Filter the lines below, copying only those with the string "التلفزيوني".
++++++
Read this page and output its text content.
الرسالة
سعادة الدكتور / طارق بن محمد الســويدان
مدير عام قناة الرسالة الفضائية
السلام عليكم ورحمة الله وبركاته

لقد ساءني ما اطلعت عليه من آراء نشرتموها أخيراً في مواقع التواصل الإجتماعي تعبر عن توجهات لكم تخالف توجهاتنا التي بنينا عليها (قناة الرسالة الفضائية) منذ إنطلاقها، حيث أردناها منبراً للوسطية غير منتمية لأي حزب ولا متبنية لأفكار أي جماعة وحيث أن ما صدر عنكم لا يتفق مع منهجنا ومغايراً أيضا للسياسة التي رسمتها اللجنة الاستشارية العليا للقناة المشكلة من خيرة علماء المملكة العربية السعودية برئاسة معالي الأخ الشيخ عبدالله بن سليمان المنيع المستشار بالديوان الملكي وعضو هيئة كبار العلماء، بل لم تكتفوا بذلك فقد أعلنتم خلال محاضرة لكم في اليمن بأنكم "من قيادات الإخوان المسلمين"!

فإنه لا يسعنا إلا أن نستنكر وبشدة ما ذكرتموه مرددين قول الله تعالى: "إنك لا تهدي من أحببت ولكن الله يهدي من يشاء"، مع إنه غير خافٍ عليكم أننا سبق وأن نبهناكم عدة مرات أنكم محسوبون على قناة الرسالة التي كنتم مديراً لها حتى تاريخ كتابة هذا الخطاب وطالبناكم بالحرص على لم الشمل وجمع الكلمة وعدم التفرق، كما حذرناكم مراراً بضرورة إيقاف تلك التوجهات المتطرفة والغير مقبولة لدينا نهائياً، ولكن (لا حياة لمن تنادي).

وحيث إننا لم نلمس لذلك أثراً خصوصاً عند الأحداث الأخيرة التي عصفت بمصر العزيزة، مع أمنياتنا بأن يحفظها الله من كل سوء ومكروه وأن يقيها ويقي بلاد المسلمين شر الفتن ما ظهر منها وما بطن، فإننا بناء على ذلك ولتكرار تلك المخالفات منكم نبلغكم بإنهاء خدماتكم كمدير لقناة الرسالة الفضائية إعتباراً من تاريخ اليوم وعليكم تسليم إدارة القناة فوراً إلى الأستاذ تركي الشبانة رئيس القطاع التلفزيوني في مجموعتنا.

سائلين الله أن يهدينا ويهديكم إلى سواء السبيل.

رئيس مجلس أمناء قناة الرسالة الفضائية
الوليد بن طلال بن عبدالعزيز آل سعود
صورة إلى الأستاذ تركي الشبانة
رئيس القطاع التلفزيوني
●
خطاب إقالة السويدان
++++++
> Reply:
وحيث إننا لم نلمس لذلك أثراً خصوصاً عند الأحداث الأخيرة التي عصفت بمصر العزيزة، مع أمنياتنا بأن يحفظها الله من كل سوء ومكروه وأن يقيها ويقي بلاد المسلمين شر الفتن ما ظهر منها وما بطن، فإننا بناء على ذلك ولتكرار تلك المخالفات منكم نبلغكم بإنهاء خدماتكم كمدير لقناة الرسالة الفضائية إعتباراً من تاريخ اليوم وعليكم تسليم إدارة القناة فوراً إلى الأستاذ تركي الشبانة رئيس القطاع التلفزيوني في مجموعتنا.
رئيس القطاع التلفزيوني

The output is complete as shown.